══ GIVEN RECORDS ══
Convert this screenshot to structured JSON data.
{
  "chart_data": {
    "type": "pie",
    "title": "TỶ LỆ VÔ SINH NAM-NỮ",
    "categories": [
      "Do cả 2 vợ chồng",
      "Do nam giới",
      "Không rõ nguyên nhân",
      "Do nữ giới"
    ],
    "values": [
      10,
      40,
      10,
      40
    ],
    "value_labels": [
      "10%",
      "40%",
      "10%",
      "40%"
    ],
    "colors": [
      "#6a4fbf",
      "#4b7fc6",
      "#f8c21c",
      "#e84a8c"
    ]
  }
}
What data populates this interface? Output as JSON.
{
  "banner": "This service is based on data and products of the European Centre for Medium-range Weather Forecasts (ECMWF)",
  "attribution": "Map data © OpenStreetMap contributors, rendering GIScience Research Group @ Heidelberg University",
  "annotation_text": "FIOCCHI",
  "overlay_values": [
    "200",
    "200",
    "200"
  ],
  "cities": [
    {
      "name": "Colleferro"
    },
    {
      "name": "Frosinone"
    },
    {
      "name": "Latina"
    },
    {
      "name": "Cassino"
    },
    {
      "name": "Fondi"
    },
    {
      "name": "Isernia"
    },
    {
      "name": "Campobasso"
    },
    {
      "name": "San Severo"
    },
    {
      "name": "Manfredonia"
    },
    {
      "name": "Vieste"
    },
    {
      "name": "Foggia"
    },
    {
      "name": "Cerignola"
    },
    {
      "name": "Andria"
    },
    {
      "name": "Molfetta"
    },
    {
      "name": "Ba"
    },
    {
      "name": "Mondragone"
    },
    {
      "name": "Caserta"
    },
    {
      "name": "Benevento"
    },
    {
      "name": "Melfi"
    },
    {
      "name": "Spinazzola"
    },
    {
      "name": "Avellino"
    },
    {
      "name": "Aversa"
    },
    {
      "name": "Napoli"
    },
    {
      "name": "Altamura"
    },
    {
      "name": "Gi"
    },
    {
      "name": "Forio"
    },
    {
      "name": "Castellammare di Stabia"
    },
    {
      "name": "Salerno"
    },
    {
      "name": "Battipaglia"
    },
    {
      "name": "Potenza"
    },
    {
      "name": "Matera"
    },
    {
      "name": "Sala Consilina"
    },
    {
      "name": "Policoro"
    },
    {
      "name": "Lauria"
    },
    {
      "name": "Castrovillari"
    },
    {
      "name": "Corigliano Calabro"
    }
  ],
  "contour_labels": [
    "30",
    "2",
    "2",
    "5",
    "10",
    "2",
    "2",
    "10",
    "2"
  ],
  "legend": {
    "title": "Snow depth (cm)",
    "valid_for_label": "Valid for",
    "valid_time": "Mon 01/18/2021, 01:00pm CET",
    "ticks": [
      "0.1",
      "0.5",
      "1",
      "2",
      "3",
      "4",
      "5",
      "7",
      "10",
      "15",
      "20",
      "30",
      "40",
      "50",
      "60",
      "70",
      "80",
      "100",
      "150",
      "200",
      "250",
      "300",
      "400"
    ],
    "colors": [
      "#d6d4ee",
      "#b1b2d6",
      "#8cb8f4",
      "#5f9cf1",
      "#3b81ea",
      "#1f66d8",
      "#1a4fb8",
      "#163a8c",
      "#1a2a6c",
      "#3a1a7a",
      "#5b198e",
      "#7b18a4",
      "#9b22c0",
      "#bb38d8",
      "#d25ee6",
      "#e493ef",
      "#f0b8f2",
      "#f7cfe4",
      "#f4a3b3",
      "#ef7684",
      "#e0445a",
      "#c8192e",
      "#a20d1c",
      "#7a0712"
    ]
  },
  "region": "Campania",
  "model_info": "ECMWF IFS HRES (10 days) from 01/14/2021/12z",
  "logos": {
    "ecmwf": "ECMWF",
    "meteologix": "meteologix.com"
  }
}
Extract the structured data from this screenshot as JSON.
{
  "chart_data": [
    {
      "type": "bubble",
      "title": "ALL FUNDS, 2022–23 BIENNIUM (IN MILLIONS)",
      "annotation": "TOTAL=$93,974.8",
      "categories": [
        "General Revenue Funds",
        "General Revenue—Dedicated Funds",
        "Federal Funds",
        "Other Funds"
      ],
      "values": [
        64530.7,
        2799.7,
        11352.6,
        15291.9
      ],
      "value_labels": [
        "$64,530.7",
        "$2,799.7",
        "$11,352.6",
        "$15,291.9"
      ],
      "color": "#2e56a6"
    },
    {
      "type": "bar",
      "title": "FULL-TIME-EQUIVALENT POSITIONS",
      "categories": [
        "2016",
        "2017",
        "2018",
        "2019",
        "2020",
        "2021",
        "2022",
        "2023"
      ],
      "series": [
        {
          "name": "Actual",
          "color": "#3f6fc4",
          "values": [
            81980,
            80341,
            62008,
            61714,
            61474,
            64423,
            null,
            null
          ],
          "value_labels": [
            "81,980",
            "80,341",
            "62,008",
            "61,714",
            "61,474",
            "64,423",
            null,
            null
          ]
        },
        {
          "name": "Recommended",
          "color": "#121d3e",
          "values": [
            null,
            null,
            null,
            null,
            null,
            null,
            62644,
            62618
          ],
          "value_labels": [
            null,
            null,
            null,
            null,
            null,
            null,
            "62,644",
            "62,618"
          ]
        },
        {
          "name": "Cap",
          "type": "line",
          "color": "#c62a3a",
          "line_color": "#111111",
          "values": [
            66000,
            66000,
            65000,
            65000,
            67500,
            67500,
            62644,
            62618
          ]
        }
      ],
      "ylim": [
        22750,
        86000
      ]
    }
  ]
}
═══
Gather every line containing the word "structured" and copy it.

Convert this screenshot to structured JSON data.
Extract the structured data from this screenshot as JSON.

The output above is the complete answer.